### GIVEN INSTRUCTION
Give a verbatim quotation of every record.

### DATA IN THIS EXERCISE
-------------------------
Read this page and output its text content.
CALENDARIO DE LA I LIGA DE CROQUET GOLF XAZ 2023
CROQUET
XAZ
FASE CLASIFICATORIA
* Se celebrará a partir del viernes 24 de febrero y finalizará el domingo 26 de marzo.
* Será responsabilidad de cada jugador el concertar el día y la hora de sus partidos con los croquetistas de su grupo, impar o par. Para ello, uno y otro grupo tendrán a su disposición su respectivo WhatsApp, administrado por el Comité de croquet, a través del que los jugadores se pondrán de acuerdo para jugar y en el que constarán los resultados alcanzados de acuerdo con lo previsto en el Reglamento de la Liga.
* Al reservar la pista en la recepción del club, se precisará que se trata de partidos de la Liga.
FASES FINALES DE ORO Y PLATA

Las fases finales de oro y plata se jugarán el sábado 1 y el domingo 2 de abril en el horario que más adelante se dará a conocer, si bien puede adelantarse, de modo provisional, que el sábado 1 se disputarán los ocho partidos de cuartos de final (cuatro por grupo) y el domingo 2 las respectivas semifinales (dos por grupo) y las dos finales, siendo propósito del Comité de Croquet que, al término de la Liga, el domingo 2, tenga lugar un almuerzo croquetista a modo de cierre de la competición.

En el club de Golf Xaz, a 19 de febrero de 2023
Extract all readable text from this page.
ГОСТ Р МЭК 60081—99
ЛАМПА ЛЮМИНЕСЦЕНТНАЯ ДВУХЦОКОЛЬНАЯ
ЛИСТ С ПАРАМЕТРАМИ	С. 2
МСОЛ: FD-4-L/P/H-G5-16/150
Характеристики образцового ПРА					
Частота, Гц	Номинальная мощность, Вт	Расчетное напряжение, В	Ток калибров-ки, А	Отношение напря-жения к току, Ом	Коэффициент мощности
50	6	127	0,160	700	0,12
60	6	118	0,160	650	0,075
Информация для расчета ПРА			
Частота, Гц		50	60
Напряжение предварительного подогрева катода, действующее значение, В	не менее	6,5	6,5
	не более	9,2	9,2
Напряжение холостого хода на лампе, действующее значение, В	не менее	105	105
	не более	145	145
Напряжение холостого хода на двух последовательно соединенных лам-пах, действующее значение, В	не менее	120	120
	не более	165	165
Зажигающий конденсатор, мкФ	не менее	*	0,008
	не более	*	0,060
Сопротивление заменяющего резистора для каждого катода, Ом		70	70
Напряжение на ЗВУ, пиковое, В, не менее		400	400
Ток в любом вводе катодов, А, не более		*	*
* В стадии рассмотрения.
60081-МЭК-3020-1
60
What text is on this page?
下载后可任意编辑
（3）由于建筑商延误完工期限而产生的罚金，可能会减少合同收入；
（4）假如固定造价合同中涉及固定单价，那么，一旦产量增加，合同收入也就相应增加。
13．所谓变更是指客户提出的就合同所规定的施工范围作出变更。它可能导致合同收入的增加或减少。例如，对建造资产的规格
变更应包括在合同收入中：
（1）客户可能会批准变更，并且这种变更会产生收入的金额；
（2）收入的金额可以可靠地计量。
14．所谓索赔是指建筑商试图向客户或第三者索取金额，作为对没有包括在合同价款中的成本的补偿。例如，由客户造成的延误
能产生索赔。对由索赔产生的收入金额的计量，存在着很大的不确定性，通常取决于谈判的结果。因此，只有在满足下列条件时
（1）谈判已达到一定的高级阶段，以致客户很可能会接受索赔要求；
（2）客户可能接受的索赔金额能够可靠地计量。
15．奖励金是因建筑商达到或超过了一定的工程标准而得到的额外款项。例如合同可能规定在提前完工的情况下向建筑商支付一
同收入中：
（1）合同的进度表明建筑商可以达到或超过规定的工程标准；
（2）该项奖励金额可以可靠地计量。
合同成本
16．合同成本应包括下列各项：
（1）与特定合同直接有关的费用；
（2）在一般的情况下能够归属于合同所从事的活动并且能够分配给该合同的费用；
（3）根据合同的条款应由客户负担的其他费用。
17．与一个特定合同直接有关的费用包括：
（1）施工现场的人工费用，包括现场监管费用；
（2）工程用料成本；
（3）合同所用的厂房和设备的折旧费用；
-------------------------
### TASK RESPONSE
Read this page and output its text content.
CALENDARIO DE LA I LIGA DE CROQUET GOLF XAZ 2023
CROQUET
XAZ
FASE CLASIFICATORIA
* Se celebrará a partir del viernes 24 de febrero y finalizará el domingo 26 de marzo.
* Será responsabilidad de cada jugador el concertar el día y la hora de sus partidos con los croquetistas de su grupo, impar o par. Para ello, uno y otro grupo tendrán a su disposición su respectivo WhatsApp, administrado por el Comité de croquet, a través del que los jugadores se pondrán de acuerdo para jugar y en el que constarán los resultados alcanzados de acuerdo con lo previsto en el Reglamento de la Liga.
* Al reservar la pista en la recepción del club, se precisará que se trata de partidos de la Liga.
FASES FINALES DE ORO Y PLATA

Las fases finales de oro y plata se jugarán el sábado 1 y el domingo 2 de abril en el horario que más adelante se dará a conocer, si bien puede adelantarse, de modo provisional, que el sábado 1 se disputarán los ocho partidos de cuartos de final (cuatro por grupo) y el domingo 2 las respectivas semifinales (dos por grupo) y las dos finales, siendo propósito del Comité de Croquet que, al término de la Liga, el domingo 2, tenga lugar un almuerzo croquetista a modo de cierre de la competición.

En el club de Golf Xaz, a 19 de febrero de 2023
Extract all readable text from this page.
ГОСТ Р МЭК 60081—99
ЛАМПА ЛЮМИНЕСЦЕНТНАЯ ДВУХЦОКОЛЬНАЯ
ЛИСТ С ПАРАМЕТРАМИ	С. 2
МСОЛ: FD-4-L/P/H-G5-16/150
Характеристики образцового ПРА					
Частота, Гц	Номинальная мощность, Вт	Расчетное напряжение, В	Ток калибров-ки, А	Отношение напря-жения к току, Ом	Коэффициент мощности
50	6	127	0,160	700	0,12
60	6	118	0,160	650	0,075
Информация для расчета ПРА			
Частота, Гц		50	60
Напряжение предварительного подогрева катода, действующее значение, В	не менее	6,5	6,5
	не более	9,2	9,2
Напряжение холостого хода на лампе, действующее значение, В	не менее	105	105
	не более	145	145
Напряжение холостого хода на двух последовательно соединенных лам-пах, действующее значение, В	не менее	120	120
	не более	165	165
Зажигающий конденсатор, мкФ	не менее	*	0,008
	не более	*	0,060
Сопротивление заменяющего резистора для каждого катода, Ом		70	70
Напряжение на ЗВУ, пиковое, В, не менее		400	400
Ток в любом вводе катодов, А, не более		*	*
* В стадии рассмотрения.
60081-МЭК-3020-1
60
What text is on this page?
下载后可任意编辑
（3）由于建筑商延误完工期限而产生的罚金，可能会减少合同收入；
（4）假如固定造价合同中涉及固定单价，那么，一旦产量增加，合同收入也就相应增加。
13．所谓变更是指客户提出的就合同所规定的施工范围作出变更。它可能导致合同收入的增加或减少。例如，对建造资产的规格
变更应包括在合同收入中：
（1）客户可能会批准变更，并且这种变更会产生收入的金额；
（2）收入的金额可以可靠地计量。
14．所谓索赔是指建筑商试图向客户或第三者索取金额，作为对没有包括在合同价款中的成本的补偿。例如，由客户造成的延误
能产生索赔。对由索赔产生的收入金额的计量，存在着很大的不确定性，通常取决于谈判的结果。因此，只有在满足下列条件时
（1）谈判已达到一定的高级阶段，以致客户很可能会接受索赔要求；
（2）客户可能接受的索赔金额能够可靠地计量。
15．奖励金是因建筑商达到或超过了一定的工程标准而得到的额外款项。例如合同可能规定在提前完工的情况下向建筑商支付一
同收入中：
（1）合同的进度表明建筑商可以达到或超过规定的工程标准；
（2）该项奖励金额可以可靠地计量。
合同成本
16．合同成本应包括下列各项：
（1）与特定合同直接有关的费用；
（2）在一般的情况下能够归属于合同所从事的活动并且能够分配给该合同的费用；
（3）根据合同的条款应由客户负担的其他费用。
17．与一个特定合同直接有关的费用包括：
（1）施工现场的人工费用，包括现场监管费用；
（2）工程用料成本；
（3）合同所用的厂房和设备的折旧费用；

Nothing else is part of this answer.